Goal of the exercise:
Pull out each line of the records holding the string "title".

*** Items

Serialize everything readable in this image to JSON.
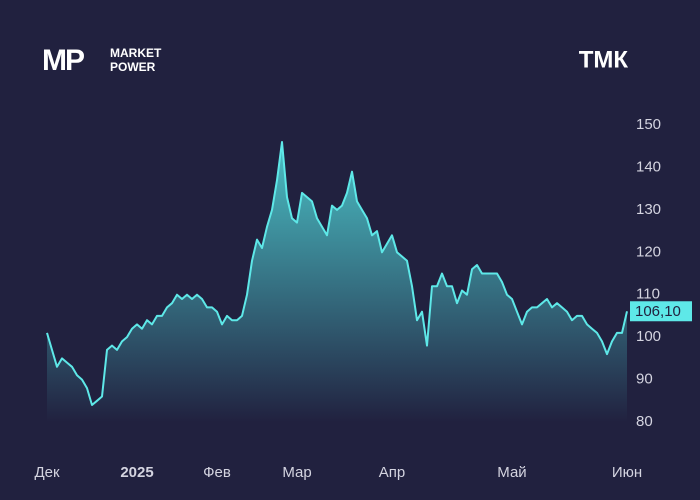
{
  "logo": {
    "mark": "MP",
    "lines": [
      "MARKET",
      "POWER"
    ]
  },
  "chart_data": {
    "type": "area",
    "title": "ТМК",
    "categories": [
      "Дек",
      null,
      null,
      null,
      null,
      null,
      null,
      null,
      null,
      null,
      null,
      null,
      null,
      null,
      null,
      null,
      null,
      null,
      "2025",
      null,
      null,
      null,
      null,
      null,
      null,
      null,
      null,
      null,
      null,
      null,
      null,
      null,
      null,
      null,
      "Фев",
      null,
      null,
      null,
      null,
      null,
      null,
      null,
      null,
      null,
      null,
      null,
      null,
      null,
      null,
      null,
      "Мар",
      null,
      null,
      null,
      null,
      null,
      null,
      null,
      null,
      null,
      null,
      null,
      null,
      null,
      null,
      null,
      null,
      null,
      null,
      "Апр",
      null,
      null,
      null,
      null,
      null,
      null,
      null,
      null,
      null,
      null,
      null,
      null,
      null,
      null,
      null,
      null,
      null,
      null,
      null,
      null,
      null,
      null,
      null,
      "Май",
      null,
      null,
      null,
      null,
      null,
      null,
      null,
      null,
      null,
      null,
      null,
      null,
      null,
      null,
      null,
      null,
      null,
      null,
      null,
      null,
      null,
      null,
      "Июн"
    ],
    "series": [
      {
        "color": "#5ee8e8",
        "values": [
          101,
          97,
          93,
          95,
          94,
          93,
          91,
          90,
          88,
          84,
          85,
          86,
          97,
          98,
          97,
          99,
          100,
          102,
          103,
          102,
          104,
          103,
          105,
          105,
          107,
          108,
          110,
          109,
          110,
          109,
          110,
          109,
          107,
          107,
          106,
          103,
          105,
          104,
          104,
          105,
          110,
          118,
          123,
          121,
          126,
          130,
          137,
          146,
          133,
          128,
          127,
          134,
          133,
          132,
          128,
          126,
          124,
          131,
          130,
          131,
          134,
          139,
          132,
          130,
          128,
          124,
          125,
          120,
          122,
          124,
          120,
          119,
          118,
          112,
          104,
          106,
          98,
          112,
          112,
          115,
          112,
          112,
          108,
          111,
          110,
          116,
          117,
          115,
          115,
          115,
          115,
          113,
          110,
          109,
          106,
          103,
          106,
          107,
          107,
          108,
          109,
          107,
          108,
          107,
          106,
          104,
          105,
          105,
          103,
          102,
          101,
          99,
          96,
          99,
          101,
          101,
          106.1
        ]
      }
    ],
    "price_tag": {
      "value": 106.1,
      "label": "106,10"
    },
    "ylim": [
      80,
      150
    ],
    "yticks": [
      80,
      90,
      100,
      110,
      120,
      130,
      140,
      150
    ]
  }
}
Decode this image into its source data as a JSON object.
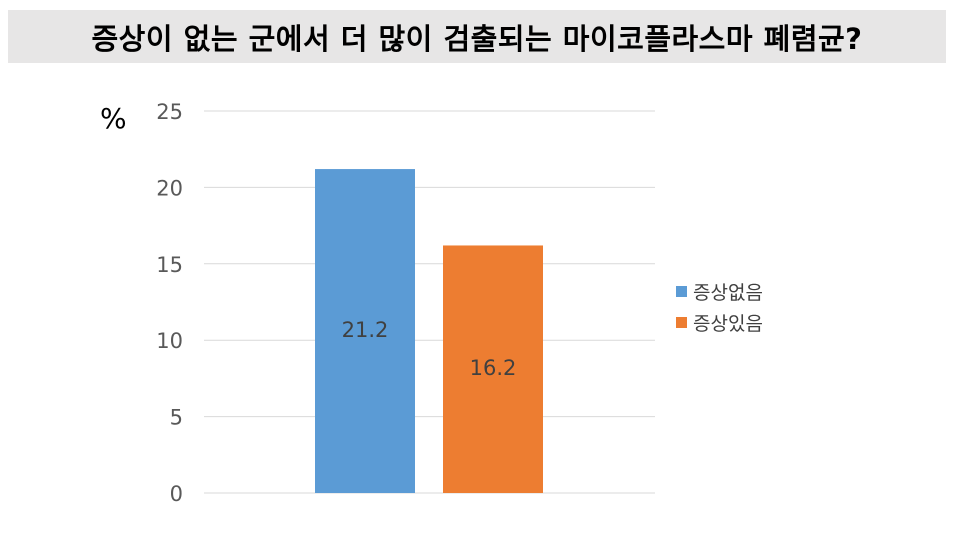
{
  "title": "증상이 없는 군에서 더 많이 검출되는 마이코플라스마 폐렴균?",
  "unit_label": "%",
  "chart_data": {
    "type": "bar",
    "ylim": [
      0,
      25
    ],
    "yticks": [
      "0",
      "5",
      "10",
      "15",
      "20",
      "25"
    ],
    "grid": true,
    "legend_position": "right",
    "series": [
      {
        "name": "증상없음",
        "value": 21.2,
        "label": "21.2",
        "color": "#5b9bd5"
      },
      {
        "name": "증상있음",
        "value": 16.2,
        "label": "16.2",
        "color": "#ed7d31"
      }
    ]
  }
}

******

Reply to the exercise:
    "title": "ТМК",
  "title": "증상이 없는 군에서 더 많이 검출되는 마이코플라스마 폐렴균?",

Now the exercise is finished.